TEXT UNDER STUDY:
[Start of Attachment]

Presses, marbles, and a patent in 1938.
The idea came from two ordinary things: a printing press and his children's marbles. In the 1930s, Bíró worked as a journalist, author and publisher across several newspapers.
He wanted a pen that wrote with ink without smudging, much like newspaper printing, only by hand. The marbles supplied the missing mechanism. He noticed that when they rolled through a puddle, they left a wet trail behind them, and he transferred that principle to a small ball at the tip of a pen. The ball carries ink onto the paper, where it dries.
All it took, in the end, was a tube, a ball, and ink guided through the tube to the ball. With several friends and acquaintances, Bíró built the first ballpoint and filed it for patent protection on 25 April 1938. It came to market as the Go-Pen, a writing instrument, you might say, for life on the move.
A tube, a ball, and ink fed to the ball. The whole idea, and it has barely changed in 85 years.On Bíró's design · Hörner
Flight from the Nazis, and Argentina.
History almost made Hungary the first great ballpoint power. The Nazis prevented it.
Bíró was Jewish, and the pressure on him grew sharply toward the end of 1938, with Hungary allied to Nazi Germany. When a law was about to come into force banning patents from being taken abroad, he and his family fled in time to France, then moved on to Argentina as Jews in France faced rising persecution too.
He kept working. In South America he continued his research into ballpoints and obtained a further patent in 1943, this time in the United States. On that basis, an Argentine factory went on to produce seven million ballpoint pens each year. The pen that might have been Hungarian became, by force of circumstance, Argentine.
The breakthrough: the RAF and Bic.
The real breakthrough came through another businessman, and for an unusual reason. The Briton Henry George Martin saw the pen's potential not for the office but for the air.
Because the ballpoint worked reliably at high altitude and did not leak, Martin judged it ideal for aircraft crews, who until then had struggled with fountain pens failing in the thin air aloft. He bought the patent rights from Bíró and started series production. In 1944, he made around 30,000 units for the Royal Air Force.

[End of Attachment]

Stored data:
[Start of Attachment]

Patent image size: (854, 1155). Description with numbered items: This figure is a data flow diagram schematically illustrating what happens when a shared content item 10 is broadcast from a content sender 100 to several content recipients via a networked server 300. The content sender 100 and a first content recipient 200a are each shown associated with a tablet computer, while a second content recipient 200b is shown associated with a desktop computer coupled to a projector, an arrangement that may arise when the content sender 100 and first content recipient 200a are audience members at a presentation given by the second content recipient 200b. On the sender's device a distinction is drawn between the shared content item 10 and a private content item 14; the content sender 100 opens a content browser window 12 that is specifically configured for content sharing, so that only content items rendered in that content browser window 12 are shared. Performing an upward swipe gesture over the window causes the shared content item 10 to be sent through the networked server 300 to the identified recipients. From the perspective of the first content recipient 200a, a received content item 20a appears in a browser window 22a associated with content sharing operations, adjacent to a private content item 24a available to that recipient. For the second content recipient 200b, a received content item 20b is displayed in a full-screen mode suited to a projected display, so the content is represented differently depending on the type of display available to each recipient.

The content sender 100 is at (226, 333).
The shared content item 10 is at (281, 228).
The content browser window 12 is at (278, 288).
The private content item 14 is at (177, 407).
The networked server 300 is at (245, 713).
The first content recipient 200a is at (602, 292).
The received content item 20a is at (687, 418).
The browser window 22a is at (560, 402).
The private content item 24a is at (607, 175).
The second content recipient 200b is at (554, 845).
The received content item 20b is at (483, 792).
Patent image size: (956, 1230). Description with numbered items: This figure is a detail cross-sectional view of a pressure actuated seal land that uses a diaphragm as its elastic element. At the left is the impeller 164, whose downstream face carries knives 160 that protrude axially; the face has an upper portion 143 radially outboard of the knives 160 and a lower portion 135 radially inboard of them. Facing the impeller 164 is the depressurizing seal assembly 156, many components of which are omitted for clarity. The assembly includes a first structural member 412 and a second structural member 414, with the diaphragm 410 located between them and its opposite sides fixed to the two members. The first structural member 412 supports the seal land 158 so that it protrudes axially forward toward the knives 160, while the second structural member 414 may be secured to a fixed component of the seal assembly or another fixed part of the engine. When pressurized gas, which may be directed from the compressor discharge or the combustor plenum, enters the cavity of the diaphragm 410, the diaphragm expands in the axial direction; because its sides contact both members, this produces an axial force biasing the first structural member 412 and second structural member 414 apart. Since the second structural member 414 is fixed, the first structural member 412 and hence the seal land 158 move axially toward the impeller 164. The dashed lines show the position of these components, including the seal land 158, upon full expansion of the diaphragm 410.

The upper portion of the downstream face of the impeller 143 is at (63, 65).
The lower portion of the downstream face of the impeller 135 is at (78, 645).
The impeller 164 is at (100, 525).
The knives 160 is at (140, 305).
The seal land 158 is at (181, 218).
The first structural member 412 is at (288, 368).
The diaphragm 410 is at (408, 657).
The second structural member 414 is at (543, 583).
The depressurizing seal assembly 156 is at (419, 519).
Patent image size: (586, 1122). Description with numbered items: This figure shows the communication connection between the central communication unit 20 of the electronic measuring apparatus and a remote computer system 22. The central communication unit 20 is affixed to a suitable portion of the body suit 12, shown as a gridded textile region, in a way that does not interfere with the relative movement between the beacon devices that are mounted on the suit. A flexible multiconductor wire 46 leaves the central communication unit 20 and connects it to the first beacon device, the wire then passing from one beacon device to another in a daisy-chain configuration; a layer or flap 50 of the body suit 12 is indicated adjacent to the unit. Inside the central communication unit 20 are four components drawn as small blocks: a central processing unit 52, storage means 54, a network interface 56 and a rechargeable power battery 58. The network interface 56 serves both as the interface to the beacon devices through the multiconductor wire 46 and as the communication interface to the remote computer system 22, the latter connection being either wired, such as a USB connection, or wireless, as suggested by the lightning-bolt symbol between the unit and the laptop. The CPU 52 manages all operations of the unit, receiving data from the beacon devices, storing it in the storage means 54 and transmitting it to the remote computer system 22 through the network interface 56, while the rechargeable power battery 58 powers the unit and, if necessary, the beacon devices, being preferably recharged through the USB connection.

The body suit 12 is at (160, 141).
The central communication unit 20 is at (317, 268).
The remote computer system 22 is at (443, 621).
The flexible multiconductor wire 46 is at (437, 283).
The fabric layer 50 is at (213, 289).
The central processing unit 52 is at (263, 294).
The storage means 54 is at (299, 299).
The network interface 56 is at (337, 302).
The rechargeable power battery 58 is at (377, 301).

[End of Attachment]

WHAT TO PRODUCE:
Pick up the text on the history of the ballpoint pen after its last sentence and continue it. You can leave the entries aside.

TASK RESPONSE:
From there it scaled worldwide. By the mid-1950s, one billion ballpoints had been produced, though some were made without anyone buying the patent rights. Even so, Bíró held patents in dozens of countries and is rightly regarded as the official inventor. The pen that finally put a ballpoint in every pocket, cheap and reliable, came from France in the 1950s, made in vast numbers by Marcel Bich.
A name in the language, a holiday, and space.
Bíró's name outlived him in the most literal way. In several languages it simply became the word for the pen.
In Britain, and in Italy, many people call a ballpoint a Biro to this day. France went a different route and says Bic, which has nothing to do with Bíró and everything to do with Marcel Bich, whose affordable pens carried the writing instrument to the masses. Bíró, meanwhile, kept inventing: one of his other ideas applied the same ball principle to a perfume, an early cousin of the roll-on deodorant. It failed commercially at the time, though the roll-on concept later succeeded handsomely.
Two final facts close the story. The Fisher Space Pen, developed by Paul C. Fisher and others with no involvement from Bíró, uses a pressurized refill that writes in zero gravity, in extreme temperatures, and even tip-up, where an ordinary ballpoint would quit. NASA has carried it since 1968. And since 1986, the year after Bíró died in Buenos Aires, Argentina has marked Inventors' Day on 29 September, his birthday, in tribute to the man who made his home there for some 40 years.
The mechanism is the same now as in 1938: a tiny ball in a socket at the tip rolls as you write, picking up oil-based ink from the refill and laying it on the paper. It is why a ballpoint dries fast, resists smudging, and works at angles a fountain pen will not. The pen around it is where the craft now lies.